--- Start of Given data ---
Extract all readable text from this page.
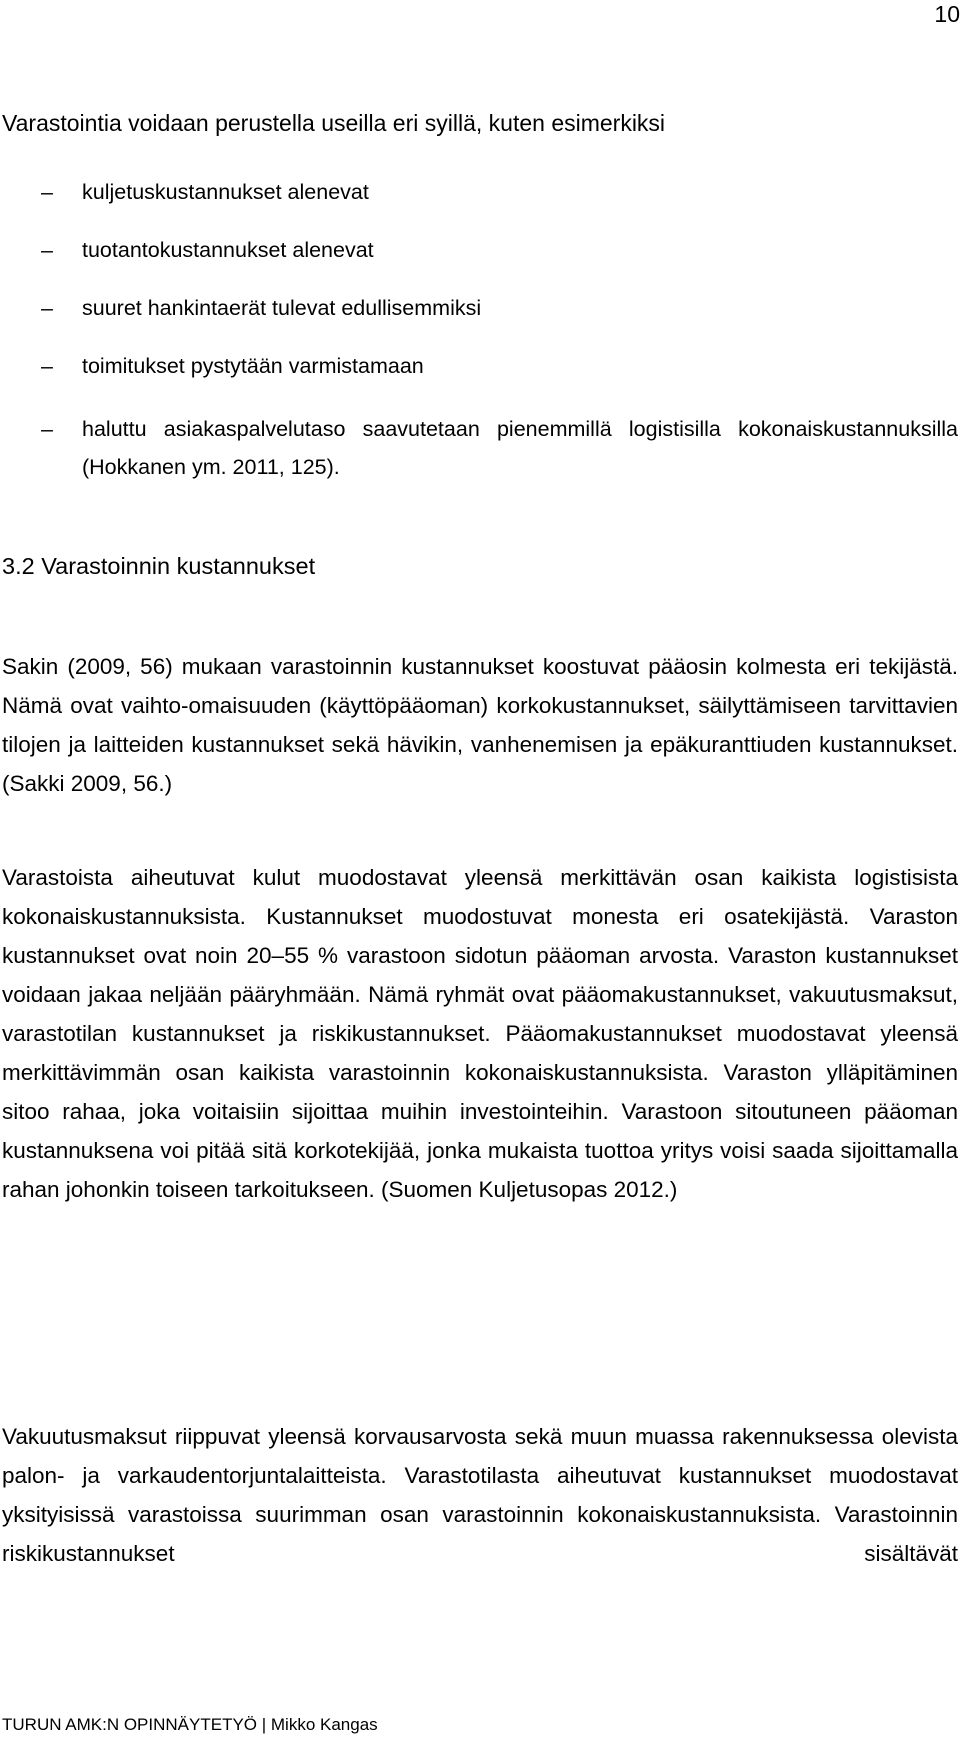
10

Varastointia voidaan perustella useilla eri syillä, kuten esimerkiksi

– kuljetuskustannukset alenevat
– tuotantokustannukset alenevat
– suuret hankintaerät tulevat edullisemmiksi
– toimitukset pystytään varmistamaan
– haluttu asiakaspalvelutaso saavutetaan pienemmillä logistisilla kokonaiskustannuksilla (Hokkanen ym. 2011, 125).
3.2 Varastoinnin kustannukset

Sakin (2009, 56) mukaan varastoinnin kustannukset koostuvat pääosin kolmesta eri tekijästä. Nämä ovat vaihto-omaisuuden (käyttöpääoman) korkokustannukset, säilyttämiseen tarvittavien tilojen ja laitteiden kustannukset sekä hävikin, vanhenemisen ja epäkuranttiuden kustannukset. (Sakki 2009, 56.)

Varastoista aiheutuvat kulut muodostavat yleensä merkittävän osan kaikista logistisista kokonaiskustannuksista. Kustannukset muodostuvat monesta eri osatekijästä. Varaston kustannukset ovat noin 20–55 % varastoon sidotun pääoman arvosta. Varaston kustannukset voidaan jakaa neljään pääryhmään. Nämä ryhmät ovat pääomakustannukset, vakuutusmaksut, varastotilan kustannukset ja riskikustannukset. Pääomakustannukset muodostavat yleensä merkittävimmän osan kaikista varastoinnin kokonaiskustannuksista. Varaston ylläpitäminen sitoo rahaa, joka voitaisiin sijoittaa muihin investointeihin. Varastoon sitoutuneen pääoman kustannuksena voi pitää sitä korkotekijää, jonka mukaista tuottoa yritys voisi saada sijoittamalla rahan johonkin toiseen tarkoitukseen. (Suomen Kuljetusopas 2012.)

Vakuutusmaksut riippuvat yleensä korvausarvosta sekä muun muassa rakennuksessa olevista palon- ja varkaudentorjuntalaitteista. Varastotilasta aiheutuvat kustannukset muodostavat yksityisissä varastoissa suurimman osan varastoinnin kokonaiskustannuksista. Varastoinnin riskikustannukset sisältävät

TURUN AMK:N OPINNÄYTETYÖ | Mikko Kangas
--- End of Given data ---
*Written task:* Write out each entry exactly as given, but skip the pictures.

*Complete answer:*
Extract all readable text from this page.
10

Varastointia voidaan perustella useilla eri syillä, kuten esimerkiksi

– kuljetuskustannukset alenevat
– tuotantokustannukset alenevat
– suuret hankintaerät tulevat edullisemmiksi
– toimitukset pystytään varmistamaan
– haluttu asiakaspalvelutaso saavutetaan pienemmillä logistisilla kokonaiskustannuksilla (Hokkanen ym. 2011, 125).
3.2 Varastoinnin kustannukset

Sakin (2009, 56) mukaan varastoinnin kustannukset koostuvat pääosin kolmesta eri tekijästä. Nämä ovat vaihto-omaisuuden (käyttöpääoman) korkokustannukset, säilyttämiseen tarvittavien tilojen ja laitteiden kustannukset sekä hävikin, vanhenemisen ja epäkuranttiuden kustannukset. (Sakki 2009, 56.)

Varastoista aiheutuvat kulut muodostavat yleensä merkittävän osan kaikista logistisista kokonaiskustannuksista. Kustannukset muodostuvat monesta eri osatekijästä. Varaston kustannukset ovat noin 20–55 % varastoon sidotun pääoman arvosta. Varaston kustannukset voidaan jakaa neljään pääryhmään. Nämä ryhmät ovat pääomakustannukset, vakuutusmaksut, varastotilan kustannukset ja riskikustannukset. Pääomakustannukset muodostavat yleensä merkittävimmän osan kaikista varastoinnin kokonaiskustannuksista. Varaston ylläpitäminen sitoo rahaa, joka voitaisiin sijoittaa muihin investointeihin. Varastoon sitoutuneen pääoman kustannuksena voi pitää sitä korkotekijää, jonka mukaista tuottoa yritys voisi saada sijoittamalla rahan johonkin toiseen tarkoitukseen. (Suomen Kuljetusopas 2012.)

Vakuutusmaksut riippuvat yleensä korvausarvosta sekä muun muassa rakennuksessa olevista palon- ja varkaudentorjuntalaitteista. Varastotilasta aiheutuvat kustannukset muodostavat yksityisissä varastoissa suurimman osan varastoinnin kokonaiskustannuksista. Varastoinnin riskikustannukset sisältävät

TURUN AMK:N OPINNÄYTETYÖ | Mikko Kangas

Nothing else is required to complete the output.